* Instructions to follow: Write every entry out again exactly, please, and skip the pictures.

[Stored data]
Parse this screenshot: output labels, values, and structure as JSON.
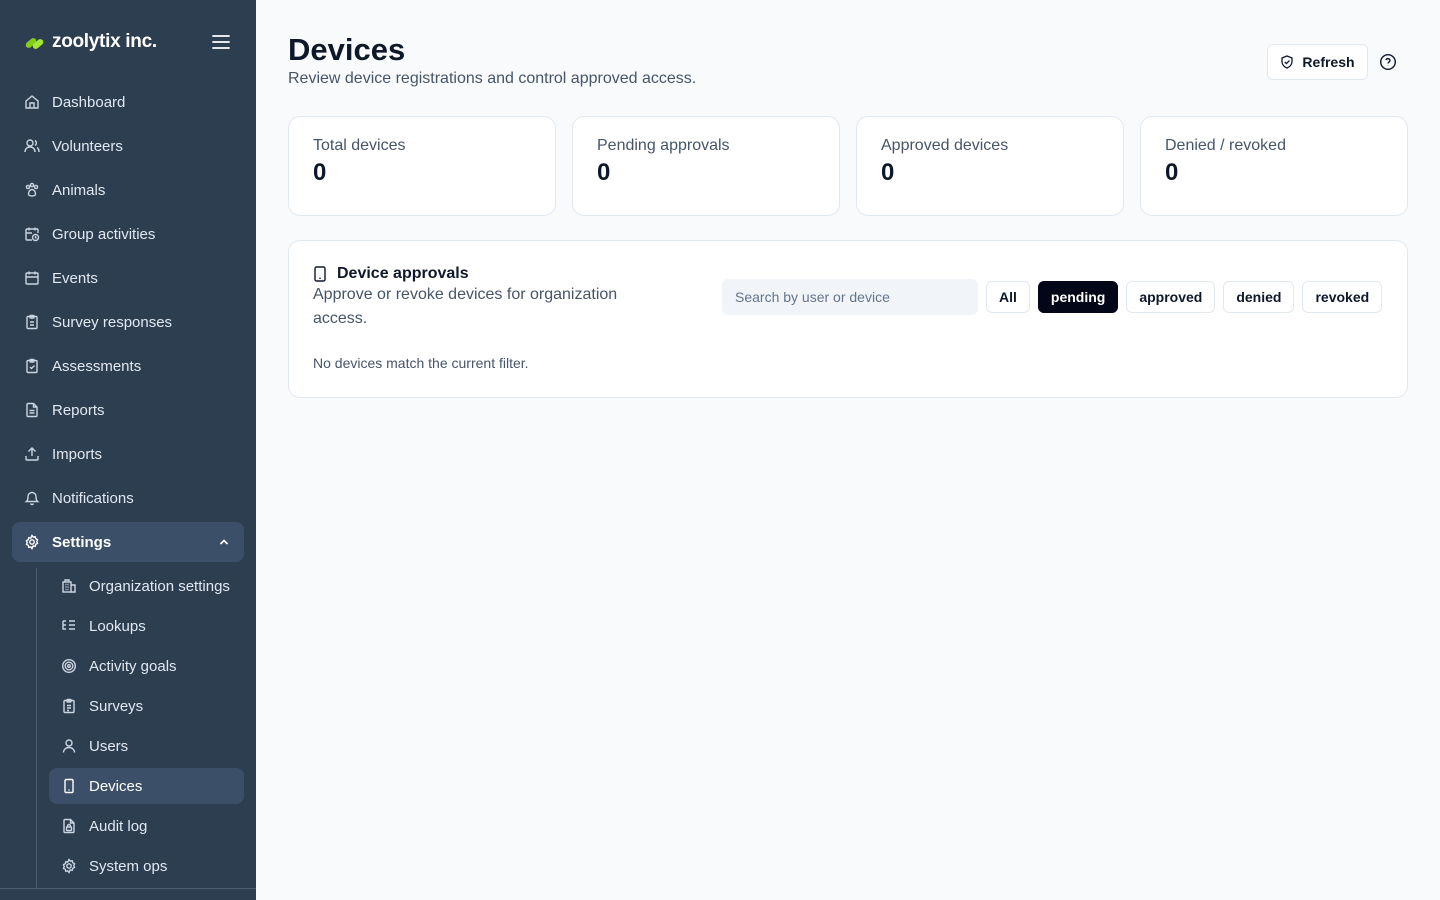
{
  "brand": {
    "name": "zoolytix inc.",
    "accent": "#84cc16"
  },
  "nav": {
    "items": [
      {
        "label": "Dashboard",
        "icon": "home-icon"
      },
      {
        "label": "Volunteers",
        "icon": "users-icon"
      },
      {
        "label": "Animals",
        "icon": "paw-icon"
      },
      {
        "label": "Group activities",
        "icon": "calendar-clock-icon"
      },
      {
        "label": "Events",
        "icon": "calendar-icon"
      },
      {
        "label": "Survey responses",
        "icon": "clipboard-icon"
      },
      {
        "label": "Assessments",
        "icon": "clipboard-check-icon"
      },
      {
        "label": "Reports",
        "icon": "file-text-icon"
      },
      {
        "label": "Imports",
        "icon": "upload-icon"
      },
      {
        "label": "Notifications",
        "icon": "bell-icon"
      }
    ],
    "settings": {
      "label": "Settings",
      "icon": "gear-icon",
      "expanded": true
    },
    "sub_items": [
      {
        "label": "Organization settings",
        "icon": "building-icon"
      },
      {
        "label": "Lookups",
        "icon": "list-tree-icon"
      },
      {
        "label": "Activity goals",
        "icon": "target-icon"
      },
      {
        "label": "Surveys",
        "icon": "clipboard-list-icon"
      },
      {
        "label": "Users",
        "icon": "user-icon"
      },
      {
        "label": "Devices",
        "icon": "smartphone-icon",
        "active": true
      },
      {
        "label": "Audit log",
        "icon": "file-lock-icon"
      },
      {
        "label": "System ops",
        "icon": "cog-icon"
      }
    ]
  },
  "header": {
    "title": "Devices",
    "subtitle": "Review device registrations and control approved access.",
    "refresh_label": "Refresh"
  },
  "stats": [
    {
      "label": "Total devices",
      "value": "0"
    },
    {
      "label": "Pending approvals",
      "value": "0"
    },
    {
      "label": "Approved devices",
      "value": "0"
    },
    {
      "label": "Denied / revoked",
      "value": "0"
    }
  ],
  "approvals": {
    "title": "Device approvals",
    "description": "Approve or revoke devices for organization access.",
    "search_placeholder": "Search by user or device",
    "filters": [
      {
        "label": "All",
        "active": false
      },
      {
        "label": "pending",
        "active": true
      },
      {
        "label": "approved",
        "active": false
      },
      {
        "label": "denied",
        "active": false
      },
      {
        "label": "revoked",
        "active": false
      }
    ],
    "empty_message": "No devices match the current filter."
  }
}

* Task solution:
Parse this screenshot: output labels, values, and structure as JSON.
{
  "brand": {
    "name": "zoolytix inc.",
    "accent": "#84cc16"
  },
  "nav": {
    "items": [
      {
        "label": "Dashboard",
        "icon": "home-icon"
      },
      {
        "label": "Volunteers",
        "icon": "users-icon"
      },
      {
        "label": "Animals",
        "icon": "paw-icon"
      },
      {
        "label": "Group activities",
        "icon": "calendar-clock-icon"
      },
      {
        "label": "Events",
        "icon": "calendar-icon"
      },
      {
        "label": "Survey responses",
        "icon": "clipboard-icon"
      },
      {
        "label": "Assessments",
        "icon": "clipboard-check-icon"
      },
      {
        "label": "Reports",
        "icon": "file-text-icon"
      },
      {
        "label": "Imports",
        "icon": "upload-icon"
      },
      {
        "label": "Notifications",
        "icon": "bell-icon"
      }
    ],
    "settings": {
      "label": "Settings",
      "icon": "gear-icon",
      "expanded": true
    },
    "sub_items": [
      {
        "label": "Organization settings",
        "icon": "building-icon"
      },
      {
        "label": "Lookups",
        "icon": "list-tree-icon"
      },
      {
        "label": "Activity goals",
        "icon": "target-icon"
      },
      {
        "label": "Surveys",
        "icon": "clipboard-list-icon"
      },
      {
        "label": "Users",
        "icon": "user-icon"
      },
      {
        "label": "Devices",
        "icon": "smartphone-icon",
        "active": true
      },
      {
        "label": "Audit log",
        "icon": "file-lock-icon"
      },
      {
        "label": "System ops",
        "icon": "cog-icon"
      }
    ]
  },
  "header": {
    "title": "Devices",
    "subtitle": "Review device registrations and control approved access.",
    "refresh_label": "Refresh"
  },
  "stats": [
    {
      "label": "Total devices",
      "value": "0"
    },
    {
      "label": "Pending approvals",
      "value": "0"
    },
    {
      "label": "Approved devices",
      "value": "0"
    },
    {
      "label": "Denied / revoked",
      "value": "0"
    }
  ],
  "approvals": {
    "title": "Device approvals",
    "description": "Approve or revoke devices for organization access.",
    "search_placeholder": "Search by user or device",
    "filters": [
      {
        "label": "All",
        "active": false
      },
      {
        "label": "pending",
        "active": true
      },
      {
        "label": "approved",
        "active": false
      },
      {
        "label": "denied",
        "active": false
      },
      {
        "label": "revoked",
        "active": false
      }
    ],
    "empty_message": "No devices match the current filter."
  }
}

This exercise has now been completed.